__Goal__:
Locate every line below that contains the word "properties" and copy it.

────────────────

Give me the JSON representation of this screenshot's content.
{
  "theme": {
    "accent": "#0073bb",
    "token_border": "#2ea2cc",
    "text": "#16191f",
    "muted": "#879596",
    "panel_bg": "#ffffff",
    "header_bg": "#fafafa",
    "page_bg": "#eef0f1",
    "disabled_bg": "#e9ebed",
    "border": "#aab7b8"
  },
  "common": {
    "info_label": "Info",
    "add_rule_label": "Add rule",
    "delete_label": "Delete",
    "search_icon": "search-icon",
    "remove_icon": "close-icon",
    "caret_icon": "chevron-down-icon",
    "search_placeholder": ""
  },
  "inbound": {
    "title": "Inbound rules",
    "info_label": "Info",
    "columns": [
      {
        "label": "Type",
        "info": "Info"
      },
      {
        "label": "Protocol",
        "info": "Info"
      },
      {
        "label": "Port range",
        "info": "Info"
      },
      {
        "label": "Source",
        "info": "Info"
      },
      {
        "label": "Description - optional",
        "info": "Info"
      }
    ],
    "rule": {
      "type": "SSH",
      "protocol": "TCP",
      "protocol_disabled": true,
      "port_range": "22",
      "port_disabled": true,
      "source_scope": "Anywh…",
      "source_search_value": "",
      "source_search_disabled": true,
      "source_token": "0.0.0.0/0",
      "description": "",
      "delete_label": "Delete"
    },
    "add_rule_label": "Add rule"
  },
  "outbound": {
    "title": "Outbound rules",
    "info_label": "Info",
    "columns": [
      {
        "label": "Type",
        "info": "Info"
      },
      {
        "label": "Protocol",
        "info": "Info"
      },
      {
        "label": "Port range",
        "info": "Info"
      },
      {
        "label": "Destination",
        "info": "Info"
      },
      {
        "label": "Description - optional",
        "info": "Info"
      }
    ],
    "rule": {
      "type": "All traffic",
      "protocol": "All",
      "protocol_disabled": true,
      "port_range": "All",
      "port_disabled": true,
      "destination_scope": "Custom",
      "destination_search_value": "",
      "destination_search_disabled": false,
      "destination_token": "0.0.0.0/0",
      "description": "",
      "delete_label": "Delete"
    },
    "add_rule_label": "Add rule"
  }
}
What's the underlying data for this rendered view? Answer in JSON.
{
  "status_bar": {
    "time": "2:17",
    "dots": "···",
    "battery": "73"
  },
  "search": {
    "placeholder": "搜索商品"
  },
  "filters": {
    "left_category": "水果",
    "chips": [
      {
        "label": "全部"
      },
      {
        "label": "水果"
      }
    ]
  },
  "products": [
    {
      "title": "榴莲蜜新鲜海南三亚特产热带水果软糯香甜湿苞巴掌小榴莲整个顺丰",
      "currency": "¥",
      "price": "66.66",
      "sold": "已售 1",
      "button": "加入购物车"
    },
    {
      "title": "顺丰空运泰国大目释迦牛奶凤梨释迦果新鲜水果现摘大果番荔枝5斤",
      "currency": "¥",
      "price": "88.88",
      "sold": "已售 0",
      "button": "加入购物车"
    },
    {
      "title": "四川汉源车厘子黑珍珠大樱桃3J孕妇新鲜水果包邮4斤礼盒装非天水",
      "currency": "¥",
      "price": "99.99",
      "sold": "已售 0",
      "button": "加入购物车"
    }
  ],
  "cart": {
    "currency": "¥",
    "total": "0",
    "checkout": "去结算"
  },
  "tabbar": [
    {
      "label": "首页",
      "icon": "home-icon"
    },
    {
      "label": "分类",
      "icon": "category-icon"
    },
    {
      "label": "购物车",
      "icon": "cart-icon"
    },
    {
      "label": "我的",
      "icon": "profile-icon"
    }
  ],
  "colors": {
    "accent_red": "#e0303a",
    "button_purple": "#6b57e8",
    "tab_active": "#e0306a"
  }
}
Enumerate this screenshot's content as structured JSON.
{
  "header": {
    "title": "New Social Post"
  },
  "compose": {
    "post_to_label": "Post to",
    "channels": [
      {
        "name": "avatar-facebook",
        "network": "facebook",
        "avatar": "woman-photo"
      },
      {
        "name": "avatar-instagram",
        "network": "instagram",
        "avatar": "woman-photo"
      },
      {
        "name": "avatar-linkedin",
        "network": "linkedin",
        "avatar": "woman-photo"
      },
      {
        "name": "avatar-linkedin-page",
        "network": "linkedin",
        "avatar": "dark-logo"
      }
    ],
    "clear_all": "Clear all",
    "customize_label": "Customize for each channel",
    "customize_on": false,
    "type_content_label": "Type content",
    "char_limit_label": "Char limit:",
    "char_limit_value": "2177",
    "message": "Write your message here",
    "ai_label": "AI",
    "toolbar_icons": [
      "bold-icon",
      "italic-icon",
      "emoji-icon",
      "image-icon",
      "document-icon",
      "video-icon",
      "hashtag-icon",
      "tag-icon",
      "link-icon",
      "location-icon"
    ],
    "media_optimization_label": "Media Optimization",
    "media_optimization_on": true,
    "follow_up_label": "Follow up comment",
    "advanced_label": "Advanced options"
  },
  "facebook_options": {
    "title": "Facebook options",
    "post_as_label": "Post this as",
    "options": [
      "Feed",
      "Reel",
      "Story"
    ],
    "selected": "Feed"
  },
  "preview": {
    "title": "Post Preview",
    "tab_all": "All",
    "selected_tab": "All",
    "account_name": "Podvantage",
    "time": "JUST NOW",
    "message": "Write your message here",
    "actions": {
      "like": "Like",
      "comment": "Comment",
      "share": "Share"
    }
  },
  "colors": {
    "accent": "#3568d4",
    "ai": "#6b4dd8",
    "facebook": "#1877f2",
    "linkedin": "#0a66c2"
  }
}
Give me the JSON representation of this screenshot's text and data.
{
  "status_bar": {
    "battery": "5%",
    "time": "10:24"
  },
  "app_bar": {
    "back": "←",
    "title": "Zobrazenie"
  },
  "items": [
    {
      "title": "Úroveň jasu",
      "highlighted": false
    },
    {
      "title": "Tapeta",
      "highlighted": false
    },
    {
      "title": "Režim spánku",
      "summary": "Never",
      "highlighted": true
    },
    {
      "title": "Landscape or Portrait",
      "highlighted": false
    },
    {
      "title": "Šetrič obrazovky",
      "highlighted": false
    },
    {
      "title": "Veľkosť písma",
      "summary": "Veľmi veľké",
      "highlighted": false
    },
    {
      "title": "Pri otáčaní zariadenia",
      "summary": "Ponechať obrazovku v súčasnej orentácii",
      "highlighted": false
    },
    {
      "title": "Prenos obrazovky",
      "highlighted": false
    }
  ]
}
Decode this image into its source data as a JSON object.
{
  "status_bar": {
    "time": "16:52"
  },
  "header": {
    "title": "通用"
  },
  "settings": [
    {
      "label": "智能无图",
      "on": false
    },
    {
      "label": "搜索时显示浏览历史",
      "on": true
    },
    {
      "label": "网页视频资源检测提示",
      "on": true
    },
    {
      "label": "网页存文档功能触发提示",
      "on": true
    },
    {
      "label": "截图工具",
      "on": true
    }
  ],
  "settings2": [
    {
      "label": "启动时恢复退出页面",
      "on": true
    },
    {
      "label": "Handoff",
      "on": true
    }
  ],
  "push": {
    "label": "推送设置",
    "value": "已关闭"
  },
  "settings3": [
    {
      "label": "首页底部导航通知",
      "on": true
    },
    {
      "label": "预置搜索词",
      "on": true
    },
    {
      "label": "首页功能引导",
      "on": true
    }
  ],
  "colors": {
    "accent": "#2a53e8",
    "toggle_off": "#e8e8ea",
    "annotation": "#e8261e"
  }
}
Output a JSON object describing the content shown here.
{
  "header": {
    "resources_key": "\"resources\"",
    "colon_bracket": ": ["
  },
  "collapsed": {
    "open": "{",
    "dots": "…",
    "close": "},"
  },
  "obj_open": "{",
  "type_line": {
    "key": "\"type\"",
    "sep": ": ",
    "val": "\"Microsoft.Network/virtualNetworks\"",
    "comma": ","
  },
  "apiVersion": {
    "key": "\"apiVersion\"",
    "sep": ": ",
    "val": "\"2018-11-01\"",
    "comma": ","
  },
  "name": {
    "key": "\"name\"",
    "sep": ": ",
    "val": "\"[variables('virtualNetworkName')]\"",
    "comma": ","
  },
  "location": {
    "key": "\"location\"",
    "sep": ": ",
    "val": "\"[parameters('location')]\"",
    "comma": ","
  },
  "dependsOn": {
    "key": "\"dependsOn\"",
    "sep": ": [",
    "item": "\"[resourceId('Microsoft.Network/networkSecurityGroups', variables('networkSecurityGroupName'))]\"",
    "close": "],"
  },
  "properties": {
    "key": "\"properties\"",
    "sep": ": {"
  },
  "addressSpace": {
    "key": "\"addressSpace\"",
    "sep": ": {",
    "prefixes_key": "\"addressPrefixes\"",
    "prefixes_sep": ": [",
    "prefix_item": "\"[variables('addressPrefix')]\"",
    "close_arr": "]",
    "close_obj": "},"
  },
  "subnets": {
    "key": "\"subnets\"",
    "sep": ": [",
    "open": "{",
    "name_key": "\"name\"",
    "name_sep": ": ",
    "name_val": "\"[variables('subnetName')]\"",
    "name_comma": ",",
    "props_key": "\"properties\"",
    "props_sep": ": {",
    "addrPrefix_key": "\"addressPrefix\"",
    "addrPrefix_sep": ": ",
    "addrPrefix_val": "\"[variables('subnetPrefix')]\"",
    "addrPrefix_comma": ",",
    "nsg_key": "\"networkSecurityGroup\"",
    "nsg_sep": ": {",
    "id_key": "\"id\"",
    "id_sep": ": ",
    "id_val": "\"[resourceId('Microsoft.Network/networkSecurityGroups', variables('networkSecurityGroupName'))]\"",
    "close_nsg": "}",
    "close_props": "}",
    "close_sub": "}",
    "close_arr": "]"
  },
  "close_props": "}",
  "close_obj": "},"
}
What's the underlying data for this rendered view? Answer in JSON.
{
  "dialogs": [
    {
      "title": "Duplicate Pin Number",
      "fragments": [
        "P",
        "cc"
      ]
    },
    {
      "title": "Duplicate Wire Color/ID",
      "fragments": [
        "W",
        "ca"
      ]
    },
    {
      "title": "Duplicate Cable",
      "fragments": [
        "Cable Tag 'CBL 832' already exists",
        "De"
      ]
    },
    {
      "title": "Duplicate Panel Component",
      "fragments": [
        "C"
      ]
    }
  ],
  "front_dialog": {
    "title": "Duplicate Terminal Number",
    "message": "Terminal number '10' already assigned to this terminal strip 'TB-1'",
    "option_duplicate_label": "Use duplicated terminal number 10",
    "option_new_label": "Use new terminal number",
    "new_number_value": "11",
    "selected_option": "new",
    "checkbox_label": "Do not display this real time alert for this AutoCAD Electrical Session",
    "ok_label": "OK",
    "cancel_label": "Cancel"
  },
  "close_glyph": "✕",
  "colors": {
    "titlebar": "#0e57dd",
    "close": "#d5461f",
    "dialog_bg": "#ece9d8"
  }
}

────────────────

__Written reply__:
  "properties": {
    "key": "\"properties\"",
    "props_key": "\"properties\"",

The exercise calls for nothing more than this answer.